> [STATED TASK]:
Each line should be copied exactly.

++++++

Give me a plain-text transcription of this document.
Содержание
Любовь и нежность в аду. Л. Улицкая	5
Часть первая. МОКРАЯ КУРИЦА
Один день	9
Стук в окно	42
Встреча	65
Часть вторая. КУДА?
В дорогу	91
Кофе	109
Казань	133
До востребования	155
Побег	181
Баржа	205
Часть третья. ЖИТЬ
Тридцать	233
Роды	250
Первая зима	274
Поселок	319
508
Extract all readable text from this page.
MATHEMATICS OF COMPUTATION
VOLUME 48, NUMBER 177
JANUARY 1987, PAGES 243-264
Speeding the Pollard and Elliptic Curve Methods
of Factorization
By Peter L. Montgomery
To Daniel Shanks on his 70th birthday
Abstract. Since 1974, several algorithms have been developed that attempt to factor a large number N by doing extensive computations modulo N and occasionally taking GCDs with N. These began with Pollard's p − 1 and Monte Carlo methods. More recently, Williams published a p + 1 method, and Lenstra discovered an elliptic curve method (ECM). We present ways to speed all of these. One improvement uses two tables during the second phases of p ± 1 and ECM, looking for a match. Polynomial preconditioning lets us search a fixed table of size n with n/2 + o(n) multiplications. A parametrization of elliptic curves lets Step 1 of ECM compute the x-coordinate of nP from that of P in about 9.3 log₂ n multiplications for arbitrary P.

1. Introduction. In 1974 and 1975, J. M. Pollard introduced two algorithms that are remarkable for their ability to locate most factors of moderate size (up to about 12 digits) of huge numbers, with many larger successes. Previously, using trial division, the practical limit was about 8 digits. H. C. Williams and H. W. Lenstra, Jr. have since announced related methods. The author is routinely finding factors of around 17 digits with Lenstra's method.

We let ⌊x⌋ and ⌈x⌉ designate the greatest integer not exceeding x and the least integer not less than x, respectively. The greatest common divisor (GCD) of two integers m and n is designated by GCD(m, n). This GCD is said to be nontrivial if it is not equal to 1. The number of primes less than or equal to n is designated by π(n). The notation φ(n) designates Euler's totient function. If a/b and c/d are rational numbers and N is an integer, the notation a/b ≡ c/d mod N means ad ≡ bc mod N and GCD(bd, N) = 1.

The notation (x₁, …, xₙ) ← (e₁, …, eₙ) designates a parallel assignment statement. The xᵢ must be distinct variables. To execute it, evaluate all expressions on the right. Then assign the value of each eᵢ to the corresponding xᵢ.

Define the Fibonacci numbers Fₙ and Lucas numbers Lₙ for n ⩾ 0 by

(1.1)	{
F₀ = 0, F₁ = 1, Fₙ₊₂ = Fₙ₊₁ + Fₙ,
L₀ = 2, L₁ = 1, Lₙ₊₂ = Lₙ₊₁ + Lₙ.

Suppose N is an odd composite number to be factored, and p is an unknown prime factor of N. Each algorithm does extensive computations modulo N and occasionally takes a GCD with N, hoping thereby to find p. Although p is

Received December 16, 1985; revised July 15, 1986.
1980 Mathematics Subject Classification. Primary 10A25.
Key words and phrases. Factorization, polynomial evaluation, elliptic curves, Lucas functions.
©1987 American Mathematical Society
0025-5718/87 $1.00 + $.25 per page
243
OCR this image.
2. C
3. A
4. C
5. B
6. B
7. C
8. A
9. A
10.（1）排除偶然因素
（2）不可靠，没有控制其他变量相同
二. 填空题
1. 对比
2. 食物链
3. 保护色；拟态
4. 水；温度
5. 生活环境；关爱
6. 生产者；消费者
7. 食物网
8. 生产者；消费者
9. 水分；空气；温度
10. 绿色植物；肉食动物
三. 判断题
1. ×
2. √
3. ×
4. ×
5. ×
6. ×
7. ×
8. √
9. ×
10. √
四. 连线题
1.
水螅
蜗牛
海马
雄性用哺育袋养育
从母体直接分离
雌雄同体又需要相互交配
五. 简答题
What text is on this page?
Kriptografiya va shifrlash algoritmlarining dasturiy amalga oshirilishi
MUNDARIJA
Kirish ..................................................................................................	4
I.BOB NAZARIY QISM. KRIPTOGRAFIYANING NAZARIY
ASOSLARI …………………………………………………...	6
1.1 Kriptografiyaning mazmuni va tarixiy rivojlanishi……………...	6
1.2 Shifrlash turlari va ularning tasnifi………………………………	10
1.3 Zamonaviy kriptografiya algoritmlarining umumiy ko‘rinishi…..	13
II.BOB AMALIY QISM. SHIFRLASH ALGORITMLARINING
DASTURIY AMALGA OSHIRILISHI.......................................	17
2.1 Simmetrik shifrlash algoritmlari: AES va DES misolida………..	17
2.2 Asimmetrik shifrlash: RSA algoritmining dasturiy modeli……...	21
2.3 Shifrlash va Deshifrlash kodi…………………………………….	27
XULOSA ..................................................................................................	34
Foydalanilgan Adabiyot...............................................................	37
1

++++++

> [ANSWER TO THIS PROBLEM]:
Give me a plain-text transcription of this document.
Содержание
Любовь и нежность в аду. Л. Улицкая	5
Часть первая. МОКРАЯ КУРИЦА
Один день	9
Стук в окно	42
Встреча	65
Часть вторая. КУДА?
В дорогу	91
Кофе	109
Казань	133
До востребования	155
Побег	181
Баржа	205
Часть третья. ЖИТЬ
Тридцать	233
Роды	250
Первая зима	274
Поселок	319
508
Extract all readable text from this page.
MATHEMATICS OF COMPUTATION
VOLUME 48, NUMBER 177
JANUARY 1987, PAGES 243-264
Speeding the Pollard and Elliptic Curve Methods
of Factorization
By Peter L. Montgomery
To Daniel Shanks on his 70th birthday
Abstract. Since 1974, several algorithms have been developed that attempt to factor a large number N by doing extensive computations modulo N and occasionally taking GCDs with N. These began with Pollard's p − 1 and Monte Carlo methods. More recently, Williams published a p + 1 method, and Lenstra discovered an elliptic curve method (ECM). We present ways to speed all of these. One improvement uses two tables during the second phases of p ± 1 and ECM, looking for a match. Polynomial preconditioning lets us search a fixed table of size n with n/2 + o(n) multiplications. A parametrization of elliptic curves lets Step 1 of ECM compute the x-coordinate of nP from that of P in about 9.3 log₂ n multiplications for arbitrary P.

1. Introduction. In 1974 and 1975, J. M. Pollard introduced two algorithms that are remarkable for their ability to locate most factors of moderate size (up to about 12 digits) of huge numbers, with many larger successes. Previously, using trial division, the practical limit was about 8 digits. H. C. Williams and H. W. Lenstra, Jr. have since announced related methods. The author is routinely finding factors of around 17 digits with Lenstra's method.

We let ⌊x⌋ and ⌈x⌉ designate the greatest integer not exceeding x and the least integer not less than x, respectively. The greatest common divisor (GCD) of two integers m and n is designated by GCD(m, n). This GCD is said to be nontrivial if it is not equal to 1. The number of primes less than or equal to n is designated by π(n). The notation φ(n) designates Euler's totient function. If a/b and c/d are rational numbers and N is an integer, the notation a/b ≡ c/d mod N means ad ≡ bc mod N and GCD(bd, N) = 1.

The notation (x₁, …, xₙ) ← (e₁, …, eₙ) designates a parallel assignment statement. The xᵢ must be distinct variables. To execute it, evaluate all expressions on the right. Then assign the value of each eᵢ to the corresponding xᵢ.

Define the Fibonacci numbers Fₙ and Lucas numbers Lₙ for n ⩾ 0 by

(1.1)	{
F₀ = 0, F₁ = 1, Fₙ₊₂ = Fₙ₊₁ + Fₙ,
L₀ = 2, L₁ = 1, Lₙ₊₂ = Lₙ₊₁ + Lₙ.

Suppose N is an odd composite number to be factored, and p is an unknown prime factor of N. Each algorithm does extensive computations modulo N and occasionally takes a GCD with N, hoping thereby to find p. Although p is

Received December 16, 1985; revised July 15, 1986.
1980 Mathematics Subject Classification. Primary 10A25.
Key words and phrases. Factorization, polynomial evaluation, elliptic curves, Lucas functions.
©1987 American Mathematical Society
0025-5718/87 $1.00 + $.25 per page
243
OCR this image.
2. C
3. A
4. C
5. B
6. B
7. C
8. A
9. A
10.（1）排除偶然因素
（2）不可靠，没有控制其他变量相同
二. 填空题
1. 对比
2. 食物链
3. 保护色；拟态
4. 水；温度
5. 生活环境；关爱
6. 生产者；消费者
7. 食物网
8. 生产者；消费者
9. 水分；空气；温度
10. 绿色植物；肉食动物
三. 判断题
1. ×
2. √
3. ×
4. ×
5. ×
6. ×
7. ×
8. √
9. ×
10. √
四. 连线题
1.
水螅
蜗牛
海马
雄性用哺育袋养育
从母体直接分离
雌雄同体又需要相互交配
五. 简答题
What text is on this page?
Kriptografiya va shifrlash algoritmlarining dasturiy amalga oshirilishi
MUNDARIJA
Kirish ..................................................................................................	4
I.BOB NAZARIY QISM. KRIPTOGRAFIYANING NAZARIY
ASOSLARI …………………………………………………...	6
1.1 Kriptografiyaning mazmuni va tarixiy rivojlanishi……………...	6
1.2 Shifrlash turlari va ularning tasnifi………………………………	10
1.3 Zamonaviy kriptografiya algoritmlarining umumiy ko‘rinishi…..	13
II.BOB AMALIY QISM. SHIFRLASH ALGORITMLARINING
DASTURIY AMALGA OSHIRILISHI.......................................	17
2.1 Simmetrik shifrlash algoritmlari: AES va DES misolida………..	17
2.2 Asimmetrik shifrlash: RSA algoritmining dasturiy modeli……...	21
2.3 Shifrlash va Deshifrlash kodi…………………………………….	27
XULOSA ..................................................................................................	34
Foydalanilgan Adabiyot...............................................................	37
1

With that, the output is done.